Problem requirements
Reproduce each line of the listing exactly.

[Records]
-- start --

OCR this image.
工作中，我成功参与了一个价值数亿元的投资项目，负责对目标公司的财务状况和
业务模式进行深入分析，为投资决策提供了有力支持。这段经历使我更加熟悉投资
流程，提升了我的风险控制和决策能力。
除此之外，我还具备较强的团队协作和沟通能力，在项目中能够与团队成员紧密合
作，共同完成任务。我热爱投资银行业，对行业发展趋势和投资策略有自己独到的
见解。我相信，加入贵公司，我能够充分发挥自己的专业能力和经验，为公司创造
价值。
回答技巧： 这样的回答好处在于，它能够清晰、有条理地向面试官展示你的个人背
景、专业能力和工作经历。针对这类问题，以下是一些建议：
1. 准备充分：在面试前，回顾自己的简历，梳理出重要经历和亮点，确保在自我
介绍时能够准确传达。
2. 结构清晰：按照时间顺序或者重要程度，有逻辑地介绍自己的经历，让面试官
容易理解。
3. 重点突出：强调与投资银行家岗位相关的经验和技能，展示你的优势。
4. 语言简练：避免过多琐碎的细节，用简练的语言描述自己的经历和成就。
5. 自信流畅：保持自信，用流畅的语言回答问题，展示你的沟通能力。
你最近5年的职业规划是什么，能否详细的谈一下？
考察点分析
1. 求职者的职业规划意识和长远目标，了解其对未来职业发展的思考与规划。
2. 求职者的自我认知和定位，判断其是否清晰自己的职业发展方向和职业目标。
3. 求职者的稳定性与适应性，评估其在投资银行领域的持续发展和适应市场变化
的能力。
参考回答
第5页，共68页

-- end --

Solution to the exercise
OCR this image.
工作中，我成功参与了一个价值数亿元的投资项目，负责对目标公司的财务状况和
业务模式进行深入分析，为投资决策提供了有力支持。这段经历使我更加熟悉投资
流程，提升了我的风险控制和决策能力。
除此之外，我还具备较强的团队协作和沟通能力，在项目中能够与团队成员紧密合
作，共同完成任务。我热爱投资银行业，对行业发展趋势和投资策略有自己独到的
见解。我相信，加入贵公司，我能够充分发挥自己的专业能力和经验，为公司创造
价值。
回答技巧： 这样的回答好处在于，它能够清晰、有条理地向面试官展示你的个人背
景、专业能力和工作经历。针对这类问题，以下是一些建议：
1. 准备充分：在面试前，回顾自己的简历，梳理出重要经历和亮点，确保在自我
介绍时能够准确传达。
2. 结构清晰：按照时间顺序或者重要程度，有逻辑地介绍自己的经历，让面试官
容易理解。
3. 重点突出：强调与投资银行家岗位相关的经验和技能，展示你的优势。
4. 语言简练：避免过多琐碎的细节，用简练的语言描述自己的经历和成就。
5. 自信流畅：保持自信，用流畅的语言回答问题，展示你的沟通能力。
你最近5年的职业规划是什么，能否详细的谈一下？
考察点分析
1. 求职者的职业规划意识和长远目标，了解其对未来职业发展的思考与规划。
2. 求职者的自我认知和定位，判断其是否清晰自己的职业发展方向和职业目标。
3. 求职者的稳定性与适应性，评估其在投资银行领域的持续发展和适应市场变化
的能力。
参考回答
第5页，共68页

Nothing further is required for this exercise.